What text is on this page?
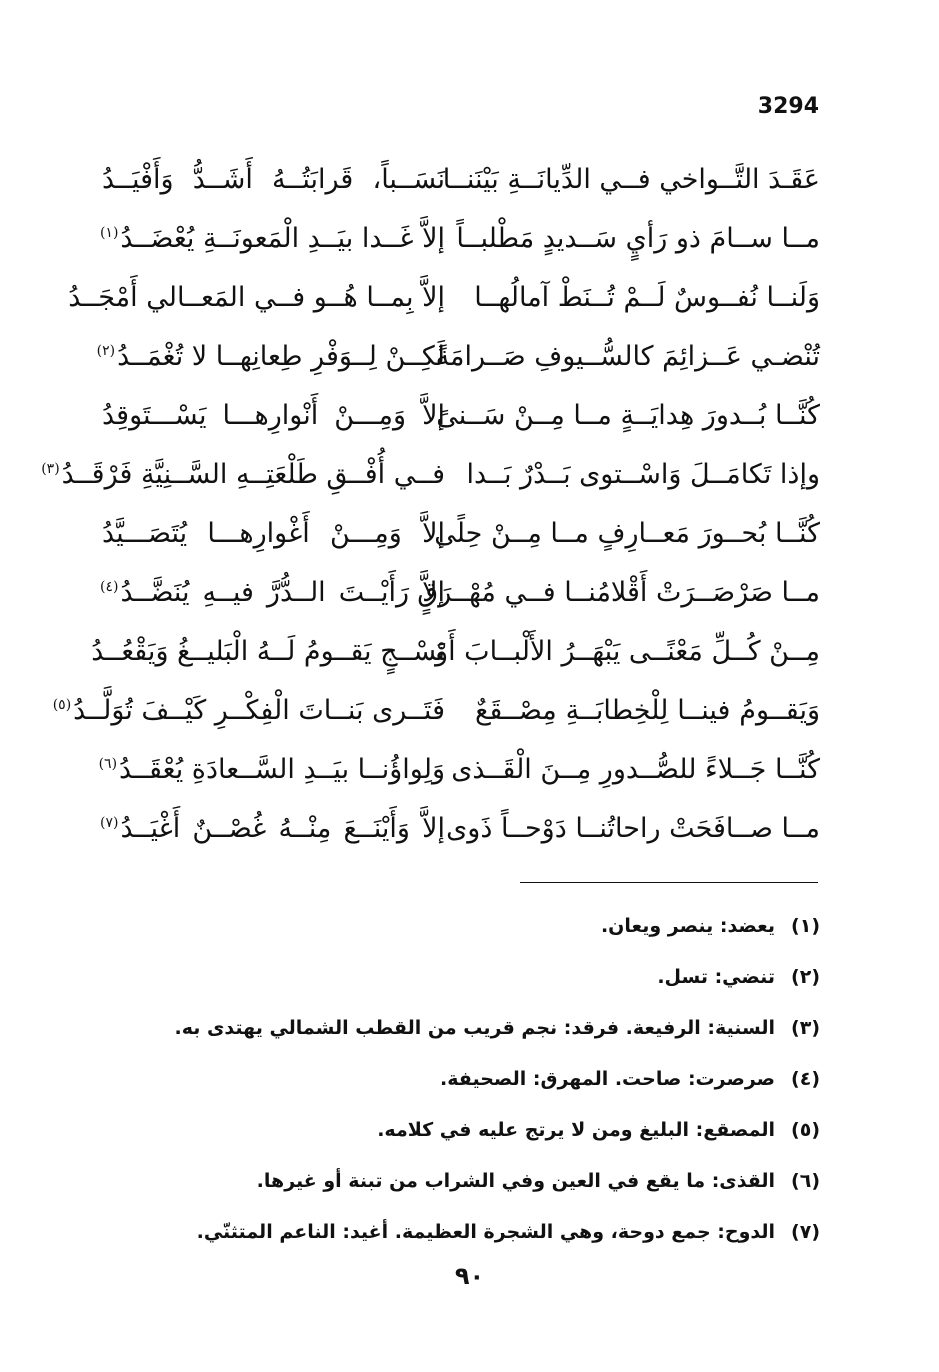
3294
عَقَـدَ التَّــواخي فــي الدِّيانَــةِ بَيْنَنــا
نَسَــباً، قَرابَتُــهُ أَشَــدُّ وَأَفْيَــدُ
مــا ســامَ ذو رَأيٍ سَــديدٍ مَطْلبــاً
إلاَّ غَــدا بيَــدِ الْمَعونَــةِ يُعْضَــدُ$^{(١)}$
وَلَنــا نُفــوسٌ لَــمْ تُــنَطْ آمالُهــا
إلاَّ بِمــا هُــو فــي المَعــالي أَمْجَــدُ
تُنْضـي عَــزائِمَ كالسُّــيوفِ صَــرامَةً
لَكِــنْ لِــوَفْرِ طِعانِهــا لا تُغْمَــدُ$^{(٢)}$
كُنَّــا بُــدورَ هِدايَــةٍ مــا مِــنْ سَــنىً
إلاَّ وَمِـــنْ أَنْوارِهـــا يَسْـــتَوقِدُ
وإذا تَكامَــلَ وَاسْــتوى بَــدْرٌ بَــدا
فــي أُفْــقِ طَلْعَتِــهِ السَّــنِيَّةِ فَرْقَــدُ$^{(٣)}$
كُنَّــا بُحــورَ مَعــارِفٍ مــا مِــنْ حِلًى
إلاَّ وَمِـــنْ أَغْوارِهـــا يُتَصَـــيَّدُ
مــا صَرْصَــرَتْ أَقْلامُنــا فــي مُهْــرَقٍ
إلاَّ رَأَيْــتَ الــدُّرَّ فيــهِ يُنَضَّــدُ$^{(٤)}$
مِــنْ كُــلِّ مَعْنًــى يَبْهَــرُ الأَلْبــابَ أَوْ
نَسْــجٍ يَقــومُ لَــهُ الْبَليــغُ وَيَقْعُــدُ
وَيَقــومُ فينــا لِلْخِطابَــةِ مِصْــقَعٌ
فَتَــرى بَنــاتَ الْفِكْــرِ كَيْــفَ تُوَلَّــدُ$^{(٥)}$
كُنَّــا جَــلاءً للصُّــدورِ مِــنَ الْقَــذى
وَلِواؤُنــا بيَــدِ السَّــعادَةِ يُعْقَــدُ$^{(٦)}$
مــا صــافَحَتْ راحاتُنــا دَوْحــاً ذَوى
إلاَّ وَأَيْنَــعَ مِنْــهُ غُصْــنٌ أَغْيَــدُ$^{(٧)}$
(١)
يعضد: ينصر ويعان.
(٢)
تنضي: تسل.
(٣)
السنية: الرفيعة. فرقد: نجم قريب من القطب الشمالي يهتدى به.
(٤)
صرصرت: صاحت. المهرق: الصحيفة.
(٥)
المصقع: البليغ ومن لا يرتج عليه في كلامه.
(٦)
القذى: ما يقع في العين وفي الشراب من تبنة أو غيرها.
(٧)
الدوح: جمع دوحة، وهي الشجرة العظيمة. أغيد: الناعم المتثنّي.
٩٠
* * * * * * *
• INSTRUCTIONS FOR THE TASK:
Your copy should match the records word for word, with the pictures removed.

• EXERCISE ANSWER:
What text is on this page?
3294
عَقَـدَ التَّــواخي فــي الدِّيانَــةِ بَيْنَنــا
نَسَــباً، قَرابَتُــهُ أَشَــدُّ وَأَفْيَــدُ
مــا ســامَ ذو رَأيٍ سَــديدٍ مَطْلبــاً
إلاَّ غَــدا بيَــدِ الْمَعونَــةِ يُعْضَــدُ$^{(١)}$
وَلَنــا نُفــوسٌ لَــمْ تُــنَطْ آمالُهــا
إلاَّ بِمــا هُــو فــي المَعــالي أَمْجَــدُ
تُنْضـي عَــزائِمَ كالسُّــيوفِ صَــرامَةً
لَكِــنْ لِــوَفْرِ طِعانِهــا لا تُغْمَــدُ$^{(٢)}$
كُنَّــا بُــدورَ هِدايَــةٍ مــا مِــنْ سَــنىً
إلاَّ وَمِـــنْ أَنْوارِهـــا يَسْـــتَوقِدُ
وإذا تَكامَــلَ وَاسْــتوى بَــدْرٌ بَــدا
فــي أُفْــقِ طَلْعَتِــهِ السَّــنِيَّةِ فَرْقَــدُ$^{(٣)}$
كُنَّــا بُحــورَ مَعــارِفٍ مــا مِــنْ حِلًى
إلاَّ وَمِـــنْ أَغْوارِهـــا يُتَصَـــيَّدُ
مــا صَرْصَــرَتْ أَقْلامُنــا فــي مُهْــرَقٍ
إلاَّ رَأَيْــتَ الــدُّرَّ فيــهِ يُنَضَّــدُ$^{(٤)}$
مِــنْ كُــلِّ مَعْنًــى يَبْهَــرُ الأَلْبــابَ أَوْ
نَسْــجٍ يَقــومُ لَــهُ الْبَليــغُ وَيَقْعُــدُ
وَيَقــومُ فينــا لِلْخِطابَــةِ مِصْــقَعٌ
فَتَــرى بَنــاتَ الْفِكْــرِ كَيْــفَ تُوَلَّــدُ$^{(٥)}$
كُنَّــا جَــلاءً للصُّــدورِ مِــنَ الْقَــذى
وَلِواؤُنــا بيَــدِ السَّــعادَةِ يُعْقَــدُ$^{(٦)}$
مــا صــافَحَتْ راحاتُنــا دَوْحــاً ذَوى
إلاَّ وَأَيْنَــعَ مِنْــهُ غُصْــنٌ أَغْيَــدُ$^{(٧)}$
(١)
يعضد: ينصر ويعان.
(٢)
تنضي: تسل.
(٣)
السنية: الرفيعة. فرقد: نجم قريب من القطب الشمالي يهتدى به.
(٤)
صرصرت: صاحت. المهرق: الصحيفة.
(٥)
المصقع: البليغ ومن لا يرتج عليه في كلامه.
(٦)
القذى: ما يقع في العين وفي الشراب من تبنة أو غيرها.
(٧)
الدوح: جمع دوحة، وهي الشجرة العظيمة. أغيد: الناعم المتثنّي.
٩٠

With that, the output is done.